• WHAT YOU WILL DO: Where a line contains the word "港股卖空占总成交额比例", copy that line in full.
########################################
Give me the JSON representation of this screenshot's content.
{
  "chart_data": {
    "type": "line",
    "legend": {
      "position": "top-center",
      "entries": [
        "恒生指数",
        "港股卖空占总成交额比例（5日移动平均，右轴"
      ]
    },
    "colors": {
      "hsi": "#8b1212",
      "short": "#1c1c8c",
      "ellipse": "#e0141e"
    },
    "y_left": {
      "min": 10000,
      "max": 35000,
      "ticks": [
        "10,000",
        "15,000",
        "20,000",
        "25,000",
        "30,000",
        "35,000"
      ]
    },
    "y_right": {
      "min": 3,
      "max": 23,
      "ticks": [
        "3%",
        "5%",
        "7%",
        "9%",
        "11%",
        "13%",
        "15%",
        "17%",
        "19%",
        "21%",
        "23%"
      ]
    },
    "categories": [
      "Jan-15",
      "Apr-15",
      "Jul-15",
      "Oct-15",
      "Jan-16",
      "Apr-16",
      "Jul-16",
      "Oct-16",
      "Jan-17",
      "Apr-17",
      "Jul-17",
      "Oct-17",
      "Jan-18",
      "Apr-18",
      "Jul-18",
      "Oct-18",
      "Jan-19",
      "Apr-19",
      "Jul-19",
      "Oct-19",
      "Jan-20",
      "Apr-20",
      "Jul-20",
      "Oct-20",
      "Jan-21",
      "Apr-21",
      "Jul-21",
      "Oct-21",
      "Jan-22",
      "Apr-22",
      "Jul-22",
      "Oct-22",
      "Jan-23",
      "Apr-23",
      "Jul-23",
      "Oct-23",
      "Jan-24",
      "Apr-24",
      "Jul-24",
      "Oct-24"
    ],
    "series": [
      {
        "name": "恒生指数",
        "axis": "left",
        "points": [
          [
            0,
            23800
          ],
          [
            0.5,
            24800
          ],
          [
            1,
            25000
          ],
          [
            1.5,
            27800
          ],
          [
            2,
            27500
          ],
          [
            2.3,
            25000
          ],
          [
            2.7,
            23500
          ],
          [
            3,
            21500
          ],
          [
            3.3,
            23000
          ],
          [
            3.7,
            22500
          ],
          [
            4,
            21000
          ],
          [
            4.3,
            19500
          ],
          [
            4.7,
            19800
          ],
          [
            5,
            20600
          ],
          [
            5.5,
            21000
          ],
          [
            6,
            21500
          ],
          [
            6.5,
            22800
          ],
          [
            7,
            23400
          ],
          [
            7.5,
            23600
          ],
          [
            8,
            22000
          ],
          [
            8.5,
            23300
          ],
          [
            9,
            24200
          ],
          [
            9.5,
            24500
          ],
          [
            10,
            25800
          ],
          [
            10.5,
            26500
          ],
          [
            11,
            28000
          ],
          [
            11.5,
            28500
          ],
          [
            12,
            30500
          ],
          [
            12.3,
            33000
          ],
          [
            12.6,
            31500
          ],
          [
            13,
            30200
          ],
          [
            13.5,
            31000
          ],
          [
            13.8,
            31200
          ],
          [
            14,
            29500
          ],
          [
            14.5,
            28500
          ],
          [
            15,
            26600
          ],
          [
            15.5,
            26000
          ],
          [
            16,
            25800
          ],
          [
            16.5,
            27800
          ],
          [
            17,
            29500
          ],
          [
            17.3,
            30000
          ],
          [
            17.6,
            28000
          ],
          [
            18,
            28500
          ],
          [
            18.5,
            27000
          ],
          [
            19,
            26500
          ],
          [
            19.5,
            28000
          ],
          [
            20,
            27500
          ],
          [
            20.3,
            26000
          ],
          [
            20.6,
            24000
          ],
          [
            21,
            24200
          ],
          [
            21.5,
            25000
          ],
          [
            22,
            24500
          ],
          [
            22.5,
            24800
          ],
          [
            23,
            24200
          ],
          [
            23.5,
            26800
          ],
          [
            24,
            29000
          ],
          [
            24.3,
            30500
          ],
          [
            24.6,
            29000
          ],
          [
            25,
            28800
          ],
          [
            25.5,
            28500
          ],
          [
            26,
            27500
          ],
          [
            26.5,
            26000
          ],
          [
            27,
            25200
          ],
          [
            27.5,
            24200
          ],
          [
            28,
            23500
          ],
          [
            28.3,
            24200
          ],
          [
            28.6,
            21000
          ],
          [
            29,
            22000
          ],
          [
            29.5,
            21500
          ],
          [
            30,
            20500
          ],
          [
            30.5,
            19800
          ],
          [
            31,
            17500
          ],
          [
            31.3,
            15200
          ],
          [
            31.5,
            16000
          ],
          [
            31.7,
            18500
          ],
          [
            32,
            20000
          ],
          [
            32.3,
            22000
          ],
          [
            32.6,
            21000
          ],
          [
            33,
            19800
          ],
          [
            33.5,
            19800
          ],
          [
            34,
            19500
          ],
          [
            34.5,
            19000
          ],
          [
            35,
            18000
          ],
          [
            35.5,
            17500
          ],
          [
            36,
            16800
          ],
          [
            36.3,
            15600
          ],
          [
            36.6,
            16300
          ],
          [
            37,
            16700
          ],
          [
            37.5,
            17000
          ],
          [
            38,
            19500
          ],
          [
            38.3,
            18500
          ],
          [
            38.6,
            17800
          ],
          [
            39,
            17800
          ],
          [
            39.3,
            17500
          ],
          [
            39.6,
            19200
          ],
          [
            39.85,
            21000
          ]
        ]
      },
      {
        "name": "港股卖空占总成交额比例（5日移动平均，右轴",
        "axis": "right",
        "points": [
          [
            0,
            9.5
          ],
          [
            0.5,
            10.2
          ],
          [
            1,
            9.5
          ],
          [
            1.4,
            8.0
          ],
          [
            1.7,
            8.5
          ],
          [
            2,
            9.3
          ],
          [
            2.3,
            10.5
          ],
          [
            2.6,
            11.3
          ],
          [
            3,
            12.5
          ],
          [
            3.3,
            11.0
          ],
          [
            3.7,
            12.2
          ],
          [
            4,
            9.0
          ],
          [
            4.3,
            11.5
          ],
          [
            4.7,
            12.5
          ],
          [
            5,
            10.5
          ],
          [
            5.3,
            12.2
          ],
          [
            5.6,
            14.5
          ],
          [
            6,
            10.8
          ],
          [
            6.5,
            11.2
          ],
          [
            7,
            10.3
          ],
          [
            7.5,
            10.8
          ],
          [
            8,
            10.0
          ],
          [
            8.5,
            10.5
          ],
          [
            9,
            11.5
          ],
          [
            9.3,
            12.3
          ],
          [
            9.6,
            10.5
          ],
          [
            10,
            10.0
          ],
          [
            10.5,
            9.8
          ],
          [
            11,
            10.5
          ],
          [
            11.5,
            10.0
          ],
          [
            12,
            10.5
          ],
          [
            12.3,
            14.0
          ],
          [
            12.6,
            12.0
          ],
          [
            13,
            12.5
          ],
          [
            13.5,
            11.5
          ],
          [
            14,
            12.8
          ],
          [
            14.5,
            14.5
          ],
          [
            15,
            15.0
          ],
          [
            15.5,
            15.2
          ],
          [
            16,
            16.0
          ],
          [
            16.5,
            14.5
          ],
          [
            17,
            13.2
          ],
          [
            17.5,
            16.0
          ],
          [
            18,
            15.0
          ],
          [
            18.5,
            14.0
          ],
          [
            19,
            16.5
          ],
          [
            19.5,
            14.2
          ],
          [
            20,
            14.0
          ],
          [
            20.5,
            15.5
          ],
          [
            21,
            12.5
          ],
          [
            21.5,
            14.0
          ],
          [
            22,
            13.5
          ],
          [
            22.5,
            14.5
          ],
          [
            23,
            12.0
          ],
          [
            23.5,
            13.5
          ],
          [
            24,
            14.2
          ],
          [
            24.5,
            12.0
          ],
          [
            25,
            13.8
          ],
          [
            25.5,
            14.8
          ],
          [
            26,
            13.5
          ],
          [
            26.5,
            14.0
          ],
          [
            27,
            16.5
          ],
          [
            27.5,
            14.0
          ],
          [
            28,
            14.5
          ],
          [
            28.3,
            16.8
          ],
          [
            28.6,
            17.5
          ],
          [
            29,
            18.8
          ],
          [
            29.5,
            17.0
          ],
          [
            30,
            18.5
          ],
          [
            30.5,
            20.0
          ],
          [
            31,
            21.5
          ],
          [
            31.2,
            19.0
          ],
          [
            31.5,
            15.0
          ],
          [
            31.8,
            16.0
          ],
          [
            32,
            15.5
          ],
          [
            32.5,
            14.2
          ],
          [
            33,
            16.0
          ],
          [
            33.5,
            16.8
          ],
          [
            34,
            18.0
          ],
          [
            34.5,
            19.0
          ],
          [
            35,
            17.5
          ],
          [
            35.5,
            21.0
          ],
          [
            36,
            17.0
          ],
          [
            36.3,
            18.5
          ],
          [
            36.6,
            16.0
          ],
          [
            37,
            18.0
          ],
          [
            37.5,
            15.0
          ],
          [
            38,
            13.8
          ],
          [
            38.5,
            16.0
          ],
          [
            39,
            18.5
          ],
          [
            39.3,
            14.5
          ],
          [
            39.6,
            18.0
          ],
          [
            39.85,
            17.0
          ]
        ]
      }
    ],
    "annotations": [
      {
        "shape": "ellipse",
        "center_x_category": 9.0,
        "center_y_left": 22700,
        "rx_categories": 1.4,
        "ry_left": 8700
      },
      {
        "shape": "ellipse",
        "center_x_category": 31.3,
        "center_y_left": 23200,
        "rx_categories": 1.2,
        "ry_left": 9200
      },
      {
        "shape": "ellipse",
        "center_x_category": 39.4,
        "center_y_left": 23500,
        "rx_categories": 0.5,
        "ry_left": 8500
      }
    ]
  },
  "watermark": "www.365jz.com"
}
########################################
• WRITTEN SOLUTION:
        "港股卖空占总成交额比例（5日移动平均，右轴"
        "name": "港股卖空占总成交额比例（5日移动平均，右轴",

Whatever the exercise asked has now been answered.